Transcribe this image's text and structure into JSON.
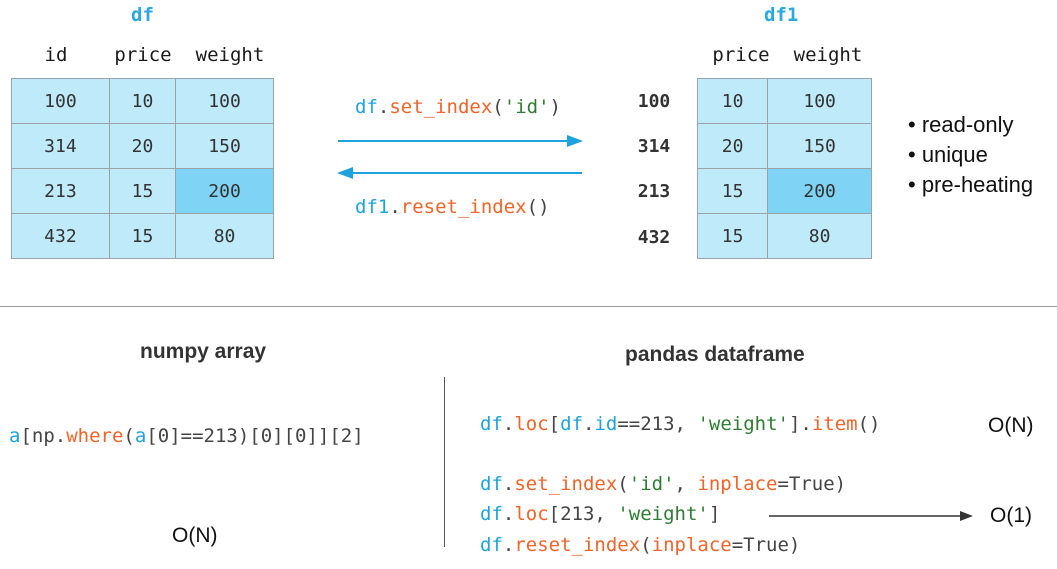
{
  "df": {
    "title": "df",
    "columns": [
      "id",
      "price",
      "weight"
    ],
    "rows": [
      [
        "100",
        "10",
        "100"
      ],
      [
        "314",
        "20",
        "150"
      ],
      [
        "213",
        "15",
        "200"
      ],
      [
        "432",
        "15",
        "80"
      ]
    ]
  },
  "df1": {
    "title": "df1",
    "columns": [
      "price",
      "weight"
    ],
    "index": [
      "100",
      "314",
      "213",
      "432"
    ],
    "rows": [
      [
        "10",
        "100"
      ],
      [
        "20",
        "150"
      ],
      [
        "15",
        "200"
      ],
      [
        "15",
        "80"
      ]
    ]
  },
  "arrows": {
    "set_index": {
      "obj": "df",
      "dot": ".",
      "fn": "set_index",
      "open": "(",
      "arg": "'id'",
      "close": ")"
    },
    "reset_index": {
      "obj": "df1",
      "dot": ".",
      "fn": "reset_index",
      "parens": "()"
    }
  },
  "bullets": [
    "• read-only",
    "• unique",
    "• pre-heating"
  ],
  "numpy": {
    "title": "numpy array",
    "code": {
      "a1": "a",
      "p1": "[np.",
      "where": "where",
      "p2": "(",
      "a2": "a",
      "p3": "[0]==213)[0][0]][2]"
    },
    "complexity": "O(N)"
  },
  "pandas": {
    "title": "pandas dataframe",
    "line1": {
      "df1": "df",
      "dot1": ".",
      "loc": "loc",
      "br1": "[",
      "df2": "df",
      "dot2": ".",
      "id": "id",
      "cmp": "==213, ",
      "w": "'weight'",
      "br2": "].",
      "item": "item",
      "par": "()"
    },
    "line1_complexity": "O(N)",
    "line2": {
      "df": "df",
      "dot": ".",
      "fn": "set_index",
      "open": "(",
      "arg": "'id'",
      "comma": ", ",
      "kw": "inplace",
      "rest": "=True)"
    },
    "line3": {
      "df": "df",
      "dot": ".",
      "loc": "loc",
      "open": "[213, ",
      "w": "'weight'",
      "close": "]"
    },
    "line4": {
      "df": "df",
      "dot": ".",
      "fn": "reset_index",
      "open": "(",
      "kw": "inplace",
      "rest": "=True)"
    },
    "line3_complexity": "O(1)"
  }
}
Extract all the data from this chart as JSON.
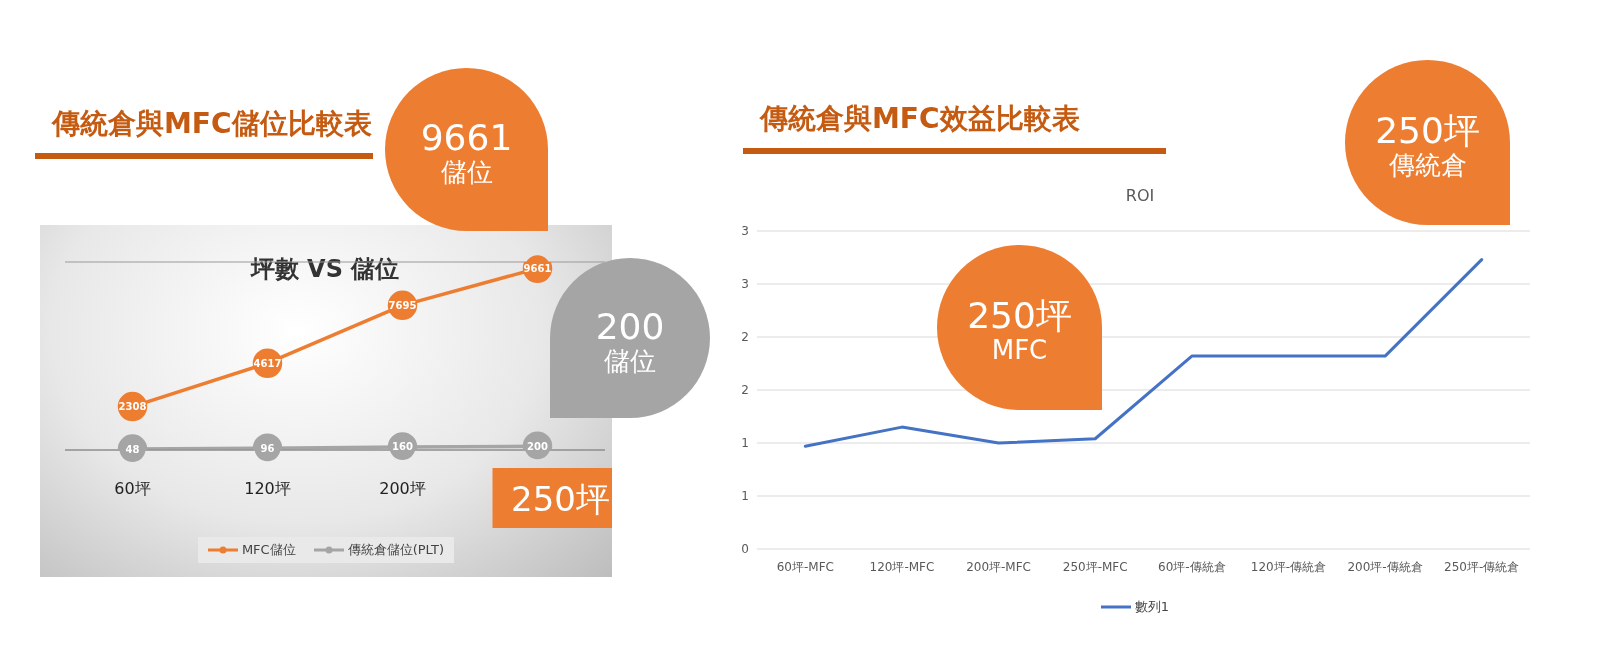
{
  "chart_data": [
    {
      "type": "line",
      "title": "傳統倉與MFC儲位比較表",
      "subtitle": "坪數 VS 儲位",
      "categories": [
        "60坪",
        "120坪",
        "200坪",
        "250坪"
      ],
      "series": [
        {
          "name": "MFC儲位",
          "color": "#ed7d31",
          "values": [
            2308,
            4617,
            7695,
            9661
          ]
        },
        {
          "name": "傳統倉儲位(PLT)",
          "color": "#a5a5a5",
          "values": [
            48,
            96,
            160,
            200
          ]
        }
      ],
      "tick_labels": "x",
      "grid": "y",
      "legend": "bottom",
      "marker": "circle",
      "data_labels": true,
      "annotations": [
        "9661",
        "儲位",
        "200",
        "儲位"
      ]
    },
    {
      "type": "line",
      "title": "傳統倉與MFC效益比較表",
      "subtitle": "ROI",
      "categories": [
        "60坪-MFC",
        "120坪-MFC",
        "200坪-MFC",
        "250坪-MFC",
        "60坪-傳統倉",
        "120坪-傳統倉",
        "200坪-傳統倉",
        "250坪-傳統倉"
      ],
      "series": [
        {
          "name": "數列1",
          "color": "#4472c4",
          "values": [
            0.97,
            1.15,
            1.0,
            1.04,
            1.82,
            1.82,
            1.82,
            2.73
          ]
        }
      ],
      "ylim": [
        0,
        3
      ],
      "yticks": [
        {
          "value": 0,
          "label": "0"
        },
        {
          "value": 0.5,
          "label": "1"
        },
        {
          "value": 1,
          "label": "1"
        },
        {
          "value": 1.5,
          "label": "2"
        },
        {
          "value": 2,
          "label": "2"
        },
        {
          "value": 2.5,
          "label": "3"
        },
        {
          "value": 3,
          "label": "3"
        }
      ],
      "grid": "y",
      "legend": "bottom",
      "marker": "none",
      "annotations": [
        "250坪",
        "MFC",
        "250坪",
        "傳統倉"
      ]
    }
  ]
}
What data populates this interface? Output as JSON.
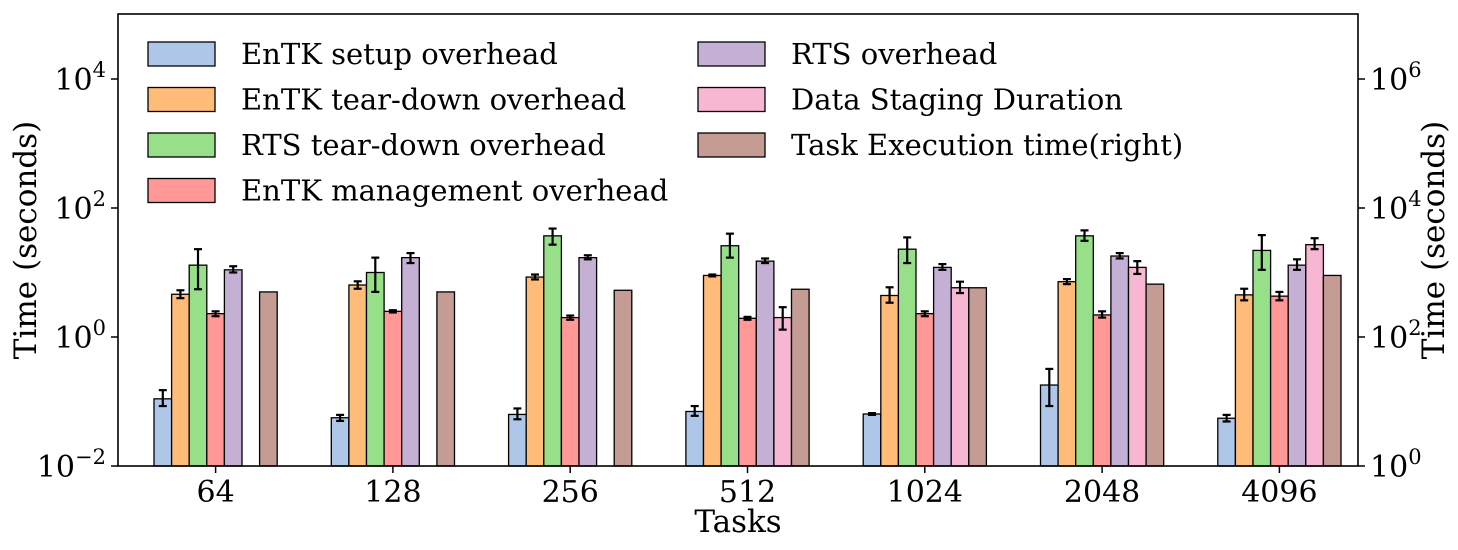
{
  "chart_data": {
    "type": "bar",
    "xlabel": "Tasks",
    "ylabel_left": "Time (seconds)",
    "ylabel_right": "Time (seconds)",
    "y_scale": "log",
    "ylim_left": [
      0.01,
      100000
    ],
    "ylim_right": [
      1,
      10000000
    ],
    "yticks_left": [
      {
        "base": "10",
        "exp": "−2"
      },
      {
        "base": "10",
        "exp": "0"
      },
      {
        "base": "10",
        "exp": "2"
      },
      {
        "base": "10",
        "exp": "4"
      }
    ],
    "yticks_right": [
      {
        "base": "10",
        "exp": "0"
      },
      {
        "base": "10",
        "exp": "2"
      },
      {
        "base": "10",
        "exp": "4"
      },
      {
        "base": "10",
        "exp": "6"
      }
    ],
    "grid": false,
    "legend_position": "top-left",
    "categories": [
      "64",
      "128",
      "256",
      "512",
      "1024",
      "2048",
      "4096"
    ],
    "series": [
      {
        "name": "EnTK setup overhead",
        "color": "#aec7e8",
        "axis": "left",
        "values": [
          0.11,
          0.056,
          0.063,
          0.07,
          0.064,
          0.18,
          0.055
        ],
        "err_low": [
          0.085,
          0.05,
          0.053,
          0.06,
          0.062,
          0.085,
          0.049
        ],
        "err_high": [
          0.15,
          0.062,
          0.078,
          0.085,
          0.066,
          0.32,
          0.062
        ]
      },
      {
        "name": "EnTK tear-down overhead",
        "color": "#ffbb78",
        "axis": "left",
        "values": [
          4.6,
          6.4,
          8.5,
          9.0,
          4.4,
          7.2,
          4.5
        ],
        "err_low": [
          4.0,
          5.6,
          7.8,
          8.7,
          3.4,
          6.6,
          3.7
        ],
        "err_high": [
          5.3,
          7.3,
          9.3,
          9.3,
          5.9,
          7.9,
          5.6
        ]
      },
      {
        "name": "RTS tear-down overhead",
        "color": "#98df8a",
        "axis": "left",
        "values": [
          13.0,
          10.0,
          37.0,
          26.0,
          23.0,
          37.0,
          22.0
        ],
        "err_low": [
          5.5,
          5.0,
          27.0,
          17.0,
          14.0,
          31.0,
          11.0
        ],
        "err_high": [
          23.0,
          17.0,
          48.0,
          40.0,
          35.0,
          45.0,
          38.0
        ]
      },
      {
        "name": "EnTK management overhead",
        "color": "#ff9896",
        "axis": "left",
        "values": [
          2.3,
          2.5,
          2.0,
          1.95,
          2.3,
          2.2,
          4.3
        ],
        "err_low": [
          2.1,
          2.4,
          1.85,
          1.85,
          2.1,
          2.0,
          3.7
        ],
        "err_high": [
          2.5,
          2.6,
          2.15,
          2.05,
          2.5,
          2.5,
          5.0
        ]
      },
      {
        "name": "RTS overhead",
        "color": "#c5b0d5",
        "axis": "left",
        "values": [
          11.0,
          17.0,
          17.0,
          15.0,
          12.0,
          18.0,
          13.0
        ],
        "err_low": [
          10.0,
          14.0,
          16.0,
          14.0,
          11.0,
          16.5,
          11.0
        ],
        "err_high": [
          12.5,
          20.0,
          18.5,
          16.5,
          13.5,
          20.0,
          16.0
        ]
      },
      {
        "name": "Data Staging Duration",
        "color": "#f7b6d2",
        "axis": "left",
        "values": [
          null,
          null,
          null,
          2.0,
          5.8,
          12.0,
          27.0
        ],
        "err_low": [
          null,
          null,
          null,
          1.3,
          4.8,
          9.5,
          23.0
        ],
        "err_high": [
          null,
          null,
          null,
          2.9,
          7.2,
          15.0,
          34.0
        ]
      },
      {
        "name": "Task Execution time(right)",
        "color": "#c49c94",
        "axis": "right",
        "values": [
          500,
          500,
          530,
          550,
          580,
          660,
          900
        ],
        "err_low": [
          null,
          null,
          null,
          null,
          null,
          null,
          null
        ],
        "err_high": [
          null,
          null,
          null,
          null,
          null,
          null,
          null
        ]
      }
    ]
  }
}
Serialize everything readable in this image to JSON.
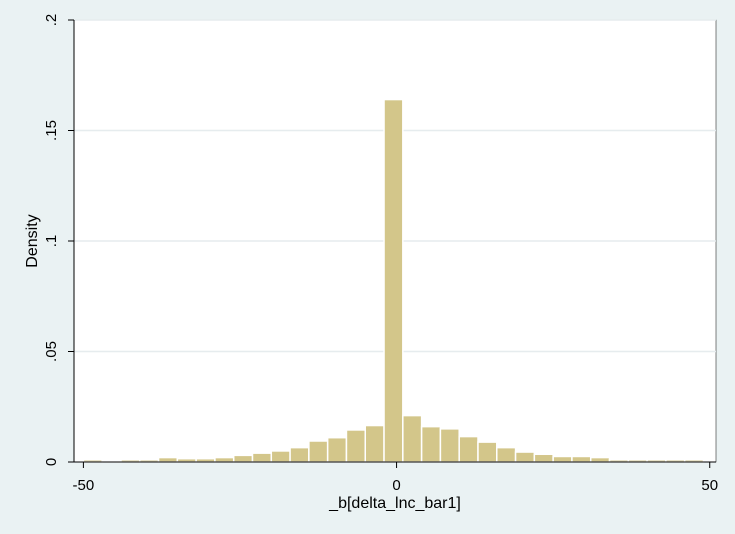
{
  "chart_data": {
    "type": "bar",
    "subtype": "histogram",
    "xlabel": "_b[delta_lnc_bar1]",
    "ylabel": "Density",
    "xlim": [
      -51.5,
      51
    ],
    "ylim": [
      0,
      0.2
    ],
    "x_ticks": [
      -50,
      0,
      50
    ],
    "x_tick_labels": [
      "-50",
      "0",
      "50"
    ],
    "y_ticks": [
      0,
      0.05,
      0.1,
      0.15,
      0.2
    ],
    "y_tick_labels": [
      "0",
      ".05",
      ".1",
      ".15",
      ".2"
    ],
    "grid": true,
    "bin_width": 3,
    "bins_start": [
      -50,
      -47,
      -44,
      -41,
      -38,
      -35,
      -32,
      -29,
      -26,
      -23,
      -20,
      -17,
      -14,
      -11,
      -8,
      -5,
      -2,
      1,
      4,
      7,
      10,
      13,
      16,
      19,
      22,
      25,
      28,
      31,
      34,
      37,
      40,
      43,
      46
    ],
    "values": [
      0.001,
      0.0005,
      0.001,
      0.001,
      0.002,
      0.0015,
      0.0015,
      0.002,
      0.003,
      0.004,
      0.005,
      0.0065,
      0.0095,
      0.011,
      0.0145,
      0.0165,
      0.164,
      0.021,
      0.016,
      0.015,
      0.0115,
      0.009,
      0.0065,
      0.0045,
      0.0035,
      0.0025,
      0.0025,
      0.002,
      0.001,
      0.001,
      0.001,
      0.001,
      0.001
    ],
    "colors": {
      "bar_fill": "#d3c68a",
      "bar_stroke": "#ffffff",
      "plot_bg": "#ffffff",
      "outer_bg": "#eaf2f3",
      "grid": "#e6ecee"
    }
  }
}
= = = = =
WHAT THE TASK REQUIRES »
Identify the lines that contain the string "this", and copy every one of them.

COMPLETED TASK »
Transcribe this image's text and structure into JSON.
Extract all the data from this chart as JSON.
What data populates this interface? Output as JSON.
Serialize everything readable in this image to JSON.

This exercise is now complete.